- Supplied entries:
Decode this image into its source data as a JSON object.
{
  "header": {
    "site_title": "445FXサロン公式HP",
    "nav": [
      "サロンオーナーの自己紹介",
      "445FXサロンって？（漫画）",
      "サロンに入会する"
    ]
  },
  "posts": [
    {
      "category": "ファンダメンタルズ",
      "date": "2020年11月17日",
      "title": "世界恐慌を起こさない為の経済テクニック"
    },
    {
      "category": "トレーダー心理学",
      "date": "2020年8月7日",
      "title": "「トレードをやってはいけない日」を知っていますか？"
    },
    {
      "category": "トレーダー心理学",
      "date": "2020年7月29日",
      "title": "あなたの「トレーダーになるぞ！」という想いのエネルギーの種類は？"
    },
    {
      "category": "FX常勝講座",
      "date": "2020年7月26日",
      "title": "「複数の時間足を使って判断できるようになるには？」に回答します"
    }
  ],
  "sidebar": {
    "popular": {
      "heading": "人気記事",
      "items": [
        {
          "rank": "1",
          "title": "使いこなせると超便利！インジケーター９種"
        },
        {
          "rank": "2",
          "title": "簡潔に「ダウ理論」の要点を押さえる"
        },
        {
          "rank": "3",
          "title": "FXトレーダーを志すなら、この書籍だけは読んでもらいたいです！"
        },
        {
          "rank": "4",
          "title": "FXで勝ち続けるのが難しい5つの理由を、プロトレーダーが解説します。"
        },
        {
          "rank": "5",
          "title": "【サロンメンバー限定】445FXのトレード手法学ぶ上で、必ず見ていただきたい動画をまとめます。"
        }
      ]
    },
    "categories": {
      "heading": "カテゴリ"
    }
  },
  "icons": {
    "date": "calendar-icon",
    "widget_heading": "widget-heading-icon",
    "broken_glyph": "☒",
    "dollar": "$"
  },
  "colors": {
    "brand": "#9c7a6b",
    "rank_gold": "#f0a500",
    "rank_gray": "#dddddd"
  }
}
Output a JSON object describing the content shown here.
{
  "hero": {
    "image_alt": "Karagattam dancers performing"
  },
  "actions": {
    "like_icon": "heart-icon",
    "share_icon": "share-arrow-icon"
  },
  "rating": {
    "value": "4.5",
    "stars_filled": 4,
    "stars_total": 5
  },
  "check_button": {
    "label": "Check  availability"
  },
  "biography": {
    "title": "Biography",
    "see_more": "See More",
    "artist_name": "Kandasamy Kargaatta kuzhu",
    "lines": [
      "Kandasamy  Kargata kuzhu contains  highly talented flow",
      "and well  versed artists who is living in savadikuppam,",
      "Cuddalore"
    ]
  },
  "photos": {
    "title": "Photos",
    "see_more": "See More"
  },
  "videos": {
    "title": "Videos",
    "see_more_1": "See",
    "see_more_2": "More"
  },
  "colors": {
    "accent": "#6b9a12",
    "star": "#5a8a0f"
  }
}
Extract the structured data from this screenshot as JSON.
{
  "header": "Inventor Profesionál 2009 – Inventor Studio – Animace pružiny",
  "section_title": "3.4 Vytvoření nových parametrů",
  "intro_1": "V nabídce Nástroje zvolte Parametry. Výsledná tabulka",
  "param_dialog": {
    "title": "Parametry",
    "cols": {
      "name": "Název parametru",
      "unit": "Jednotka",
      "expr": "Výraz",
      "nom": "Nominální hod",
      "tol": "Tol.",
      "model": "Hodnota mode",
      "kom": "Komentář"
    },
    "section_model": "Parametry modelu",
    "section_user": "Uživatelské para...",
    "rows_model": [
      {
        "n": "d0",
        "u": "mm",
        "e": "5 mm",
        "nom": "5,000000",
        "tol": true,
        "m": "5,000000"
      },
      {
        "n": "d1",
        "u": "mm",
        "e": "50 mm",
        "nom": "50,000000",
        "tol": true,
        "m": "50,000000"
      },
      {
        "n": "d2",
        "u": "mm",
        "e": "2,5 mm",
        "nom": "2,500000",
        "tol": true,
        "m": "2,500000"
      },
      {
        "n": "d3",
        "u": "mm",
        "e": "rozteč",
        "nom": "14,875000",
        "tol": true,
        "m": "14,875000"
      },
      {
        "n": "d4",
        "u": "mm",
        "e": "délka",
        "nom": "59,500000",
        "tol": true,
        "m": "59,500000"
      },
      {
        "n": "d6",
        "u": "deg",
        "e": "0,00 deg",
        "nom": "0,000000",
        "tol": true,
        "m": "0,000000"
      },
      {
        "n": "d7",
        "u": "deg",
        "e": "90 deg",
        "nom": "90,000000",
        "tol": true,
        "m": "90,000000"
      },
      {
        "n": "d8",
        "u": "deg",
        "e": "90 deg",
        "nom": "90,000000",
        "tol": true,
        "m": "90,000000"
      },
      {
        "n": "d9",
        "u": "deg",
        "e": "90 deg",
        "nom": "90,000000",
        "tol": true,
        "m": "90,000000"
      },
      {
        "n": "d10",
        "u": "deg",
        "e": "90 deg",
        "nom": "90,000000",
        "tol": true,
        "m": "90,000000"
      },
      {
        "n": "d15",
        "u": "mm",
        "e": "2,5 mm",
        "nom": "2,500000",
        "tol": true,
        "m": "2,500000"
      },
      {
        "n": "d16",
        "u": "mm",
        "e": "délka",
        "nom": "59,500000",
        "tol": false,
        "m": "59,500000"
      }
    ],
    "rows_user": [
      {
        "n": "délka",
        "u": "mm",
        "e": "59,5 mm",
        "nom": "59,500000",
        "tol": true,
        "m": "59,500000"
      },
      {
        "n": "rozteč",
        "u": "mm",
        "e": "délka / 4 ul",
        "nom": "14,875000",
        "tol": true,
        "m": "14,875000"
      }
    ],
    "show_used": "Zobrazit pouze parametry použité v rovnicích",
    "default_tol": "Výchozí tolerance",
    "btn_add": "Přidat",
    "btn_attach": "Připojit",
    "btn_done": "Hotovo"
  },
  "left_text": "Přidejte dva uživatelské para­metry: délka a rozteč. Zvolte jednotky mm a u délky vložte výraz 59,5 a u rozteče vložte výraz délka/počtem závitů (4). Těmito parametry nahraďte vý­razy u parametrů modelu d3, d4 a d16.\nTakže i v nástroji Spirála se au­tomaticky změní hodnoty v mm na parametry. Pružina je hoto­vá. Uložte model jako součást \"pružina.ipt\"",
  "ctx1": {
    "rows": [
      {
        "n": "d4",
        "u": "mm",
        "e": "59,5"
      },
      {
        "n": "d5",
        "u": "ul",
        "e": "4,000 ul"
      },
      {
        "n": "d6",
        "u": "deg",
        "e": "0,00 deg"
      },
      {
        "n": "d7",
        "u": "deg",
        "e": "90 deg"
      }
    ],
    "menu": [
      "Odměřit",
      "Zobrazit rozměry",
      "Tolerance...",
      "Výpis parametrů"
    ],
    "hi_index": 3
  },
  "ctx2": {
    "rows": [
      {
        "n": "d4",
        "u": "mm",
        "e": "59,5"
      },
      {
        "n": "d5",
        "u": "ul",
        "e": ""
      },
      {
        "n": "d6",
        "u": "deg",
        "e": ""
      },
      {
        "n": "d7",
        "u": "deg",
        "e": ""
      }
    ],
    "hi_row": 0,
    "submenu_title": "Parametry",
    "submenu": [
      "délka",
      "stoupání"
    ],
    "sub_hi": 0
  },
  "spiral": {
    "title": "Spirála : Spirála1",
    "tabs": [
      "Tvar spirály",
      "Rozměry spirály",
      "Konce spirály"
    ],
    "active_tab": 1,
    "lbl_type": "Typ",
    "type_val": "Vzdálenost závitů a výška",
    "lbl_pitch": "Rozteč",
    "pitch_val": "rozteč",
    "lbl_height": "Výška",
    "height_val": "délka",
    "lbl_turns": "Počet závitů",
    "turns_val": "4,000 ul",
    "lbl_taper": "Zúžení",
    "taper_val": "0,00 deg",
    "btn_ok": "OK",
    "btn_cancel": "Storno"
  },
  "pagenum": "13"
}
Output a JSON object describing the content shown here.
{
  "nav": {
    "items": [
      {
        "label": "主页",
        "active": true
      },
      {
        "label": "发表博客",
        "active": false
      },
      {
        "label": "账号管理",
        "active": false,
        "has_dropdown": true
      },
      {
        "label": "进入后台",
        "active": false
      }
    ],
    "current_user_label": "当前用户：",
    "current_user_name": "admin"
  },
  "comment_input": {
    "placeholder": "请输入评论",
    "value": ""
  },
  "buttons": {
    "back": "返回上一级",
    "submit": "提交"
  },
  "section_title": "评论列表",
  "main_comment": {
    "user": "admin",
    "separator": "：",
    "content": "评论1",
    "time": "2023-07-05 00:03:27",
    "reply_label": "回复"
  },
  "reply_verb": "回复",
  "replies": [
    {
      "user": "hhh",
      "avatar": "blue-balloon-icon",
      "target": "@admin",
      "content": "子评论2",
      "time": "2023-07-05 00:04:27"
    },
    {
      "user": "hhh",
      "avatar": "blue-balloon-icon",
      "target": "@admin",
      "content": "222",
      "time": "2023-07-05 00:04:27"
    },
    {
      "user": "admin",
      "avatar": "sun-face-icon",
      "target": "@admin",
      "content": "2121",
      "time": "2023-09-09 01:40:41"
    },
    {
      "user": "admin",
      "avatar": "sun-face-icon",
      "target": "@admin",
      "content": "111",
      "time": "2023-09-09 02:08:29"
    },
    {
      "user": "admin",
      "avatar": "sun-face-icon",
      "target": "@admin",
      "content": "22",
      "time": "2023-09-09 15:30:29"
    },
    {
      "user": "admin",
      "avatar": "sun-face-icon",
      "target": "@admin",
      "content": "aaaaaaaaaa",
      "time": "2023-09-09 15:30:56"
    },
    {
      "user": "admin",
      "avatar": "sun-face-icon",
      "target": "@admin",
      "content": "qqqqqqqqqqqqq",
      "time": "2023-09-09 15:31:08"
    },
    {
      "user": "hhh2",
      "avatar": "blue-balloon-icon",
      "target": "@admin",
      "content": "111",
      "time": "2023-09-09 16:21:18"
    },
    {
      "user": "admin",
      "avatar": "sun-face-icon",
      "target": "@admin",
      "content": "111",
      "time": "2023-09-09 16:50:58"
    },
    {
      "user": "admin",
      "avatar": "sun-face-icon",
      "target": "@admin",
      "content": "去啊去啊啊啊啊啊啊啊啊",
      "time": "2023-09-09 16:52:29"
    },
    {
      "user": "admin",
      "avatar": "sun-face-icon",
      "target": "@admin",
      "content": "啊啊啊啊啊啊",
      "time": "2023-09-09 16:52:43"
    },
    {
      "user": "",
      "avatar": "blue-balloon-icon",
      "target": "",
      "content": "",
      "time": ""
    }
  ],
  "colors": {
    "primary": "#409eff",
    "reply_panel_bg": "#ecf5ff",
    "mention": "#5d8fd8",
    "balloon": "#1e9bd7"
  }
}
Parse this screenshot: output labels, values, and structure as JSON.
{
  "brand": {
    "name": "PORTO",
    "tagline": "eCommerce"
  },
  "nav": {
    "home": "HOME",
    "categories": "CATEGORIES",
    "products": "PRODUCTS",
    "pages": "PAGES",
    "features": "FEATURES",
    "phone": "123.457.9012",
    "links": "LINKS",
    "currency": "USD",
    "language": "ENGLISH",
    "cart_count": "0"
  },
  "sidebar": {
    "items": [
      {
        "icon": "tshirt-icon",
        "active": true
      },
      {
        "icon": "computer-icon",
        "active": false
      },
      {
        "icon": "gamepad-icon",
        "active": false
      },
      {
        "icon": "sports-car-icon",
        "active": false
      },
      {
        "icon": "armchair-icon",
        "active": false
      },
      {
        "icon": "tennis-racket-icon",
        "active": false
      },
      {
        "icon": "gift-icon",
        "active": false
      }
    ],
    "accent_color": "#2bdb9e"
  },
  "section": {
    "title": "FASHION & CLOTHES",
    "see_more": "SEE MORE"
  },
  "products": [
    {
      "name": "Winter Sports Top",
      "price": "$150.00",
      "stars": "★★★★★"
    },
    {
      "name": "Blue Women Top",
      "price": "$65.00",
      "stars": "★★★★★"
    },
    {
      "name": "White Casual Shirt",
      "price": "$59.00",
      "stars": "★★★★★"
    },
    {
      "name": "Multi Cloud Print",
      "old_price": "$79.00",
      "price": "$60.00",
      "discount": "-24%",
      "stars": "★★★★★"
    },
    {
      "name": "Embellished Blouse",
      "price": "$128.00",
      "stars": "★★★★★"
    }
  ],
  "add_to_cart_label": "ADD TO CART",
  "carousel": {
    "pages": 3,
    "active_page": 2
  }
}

- Problem statement: From the listing above, collect every line that mentions the word "category".

- Right answer:
      "category": "ファンダメンタルズ",
      "category": "トレーダー心理学",
      "category": "トレーダー心理学",
      "category": "FX常勝講座",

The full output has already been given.